START MATERIAL FOR THIS EXERCISE

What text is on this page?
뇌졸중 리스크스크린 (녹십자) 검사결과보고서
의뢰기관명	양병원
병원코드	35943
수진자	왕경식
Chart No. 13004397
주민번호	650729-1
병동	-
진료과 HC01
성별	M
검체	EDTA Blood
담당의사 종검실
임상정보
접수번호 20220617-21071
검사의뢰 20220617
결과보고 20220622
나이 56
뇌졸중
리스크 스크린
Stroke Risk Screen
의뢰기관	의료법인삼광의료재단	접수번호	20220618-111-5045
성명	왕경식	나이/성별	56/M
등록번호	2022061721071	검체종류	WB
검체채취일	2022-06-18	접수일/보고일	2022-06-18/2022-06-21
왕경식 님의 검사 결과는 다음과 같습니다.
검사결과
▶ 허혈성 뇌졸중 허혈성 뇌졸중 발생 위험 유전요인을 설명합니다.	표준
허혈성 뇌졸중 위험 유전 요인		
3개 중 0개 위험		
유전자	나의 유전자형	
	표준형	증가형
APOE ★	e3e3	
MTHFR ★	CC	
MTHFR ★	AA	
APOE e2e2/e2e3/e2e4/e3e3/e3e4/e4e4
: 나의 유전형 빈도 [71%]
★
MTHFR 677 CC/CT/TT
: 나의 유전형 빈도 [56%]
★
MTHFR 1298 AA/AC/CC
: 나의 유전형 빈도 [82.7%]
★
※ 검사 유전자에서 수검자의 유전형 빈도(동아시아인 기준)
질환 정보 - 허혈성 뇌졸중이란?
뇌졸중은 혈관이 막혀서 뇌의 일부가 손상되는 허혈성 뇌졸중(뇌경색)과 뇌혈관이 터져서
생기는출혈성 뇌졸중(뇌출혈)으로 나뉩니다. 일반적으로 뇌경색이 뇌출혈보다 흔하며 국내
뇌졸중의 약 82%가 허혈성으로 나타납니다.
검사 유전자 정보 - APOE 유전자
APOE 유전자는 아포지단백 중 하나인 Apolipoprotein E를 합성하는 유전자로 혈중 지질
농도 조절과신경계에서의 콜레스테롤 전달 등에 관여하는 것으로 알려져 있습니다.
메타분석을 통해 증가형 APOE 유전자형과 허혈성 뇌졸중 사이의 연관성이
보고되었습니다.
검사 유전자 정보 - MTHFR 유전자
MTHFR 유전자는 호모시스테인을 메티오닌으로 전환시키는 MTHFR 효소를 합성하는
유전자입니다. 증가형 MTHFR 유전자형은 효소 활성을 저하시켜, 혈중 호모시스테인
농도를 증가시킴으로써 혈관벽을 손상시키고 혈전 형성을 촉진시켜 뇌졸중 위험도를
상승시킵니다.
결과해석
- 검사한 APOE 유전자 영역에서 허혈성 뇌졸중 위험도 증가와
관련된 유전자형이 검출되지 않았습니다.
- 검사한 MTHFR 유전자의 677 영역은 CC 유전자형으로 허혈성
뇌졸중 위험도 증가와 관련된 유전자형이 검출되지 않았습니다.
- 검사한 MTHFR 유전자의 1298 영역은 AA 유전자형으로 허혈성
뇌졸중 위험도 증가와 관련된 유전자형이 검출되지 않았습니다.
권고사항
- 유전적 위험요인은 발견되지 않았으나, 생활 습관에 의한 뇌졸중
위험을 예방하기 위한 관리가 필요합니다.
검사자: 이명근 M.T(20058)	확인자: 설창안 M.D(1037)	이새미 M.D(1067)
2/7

END MATERIAL FOR THIS EXERCISE

Repeat the listing above exactly, line for line.

What text is on this page?
뇌졸중 리스크스크린 (녹십자) 검사결과보고서
의뢰기관명	양병원
병원코드	35943
수진자	왕경식
Chart No. 13004397
주민번호	650729-1
병동	-
진료과 HC01
성별	M
검체	EDTA Blood
담당의사 종검실
임상정보
접수번호 20220617-21071
검사의뢰 20220617
결과보고 20220622
나이 56
뇌졸중
리스크 스크린
Stroke Risk Screen
의뢰기관	의료법인삼광의료재단	접수번호	20220618-111-5045
성명	왕경식	나이/성별	56/M
등록번호	2022061721071	검체종류	WB
검체채취일	2022-06-18	접수일/보고일	2022-06-18/2022-06-21
왕경식 님의 검사 결과는 다음과 같습니다.
검사결과
▶ 허혈성 뇌졸중 허혈성 뇌졸중 발생 위험 유전요인을 설명합니다.	표준
허혈성 뇌졸중 위험 유전 요인		
3개 중 0개 위험		
유전자	나의 유전자형	
	표준형	증가형
APOE ★	e3e3	
MTHFR ★	CC	
MTHFR ★	AA	
APOE e2e2/e2e3/e2e4/e3e3/e3e4/e4e4
: 나의 유전형 빈도 [71%]
★
MTHFR 677 CC/CT/TT
: 나의 유전형 빈도 [56%]
★
MTHFR 1298 AA/AC/CC
: 나의 유전형 빈도 [82.7%]
★
※ 검사 유전자에서 수검자의 유전형 빈도(동아시아인 기준)
질환 정보 - 허혈성 뇌졸중이란?
뇌졸중은 혈관이 막혀서 뇌의 일부가 손상되는 허혈성 뇌졸중(뇌경색)과 뇌혈관이 터져서
생기는출혈성 뇌졸중(뇌출혈)으로 나뉩니다. 일반적으로 뇌경색이 뇌출혈보다 흔하며 국내
뇌졸중의 약 82%가 허혈성으로 나타납니다.
검사 유전자 정보 - APOE 유전자
APOE 유전자는 아포지단백 중 하나인 Apolipoprotein E를 합성하는 유전자로 혈중 지질
농도 조절과신경계에서의 콜레스테롤 전달 등에 관여하는 것으로 알려져 있습니다.
메타분석을 통해 증가형 APOE 유전자형과 허혈성 뇌졸중 사이의 연관성이
보고되었습니다.
검사 유전자 정보 - MTHFR 유전자
MTHFR 유전자는 호모시스테인을 메티오닌으로 전환시키는 MTHFR 효소를 합성하는
유전자입니다. 증가형 MTHFR 유전자형은 효소 활성을 저하시켜, 혈중 호모시스테인
농도를 증가시킴으로써 혈관벽을 손상시키고 혈전 형성을 촉진시켜 뇌졸중 위험도를
상승시킵니다.
결과해석
- 검사한 APOE 유전자 영역에서 허혈성 뇌졸중 위험도 증가와
관련된 유전자형이 검출되지 않았습니다.
- 검사한 MTHFR 유전자의 677 영역은 CC 유전자형으로 허혈성
뇌졸중 위험도 증가와 관련된 유전자형이 검출되지 않았습니다.
- 검사한 MTHFR 유전자의 1298 영역은 AA 유전자형으로 허혈성
뇌졸중 위험도 증가와 관련된 유전자형이 검출되지 않았습니다.
권고사항
- 유전적 위험요인은 발견되지 않았으나, 생활 습관에 의한 뇌졸중
위험을 예방하기 위한 관리가 필요합니다.
검사자: 이명근 M.T(20058)	확인자: 설창안 M.D(1037)	이새미 M.D(1067)
2/7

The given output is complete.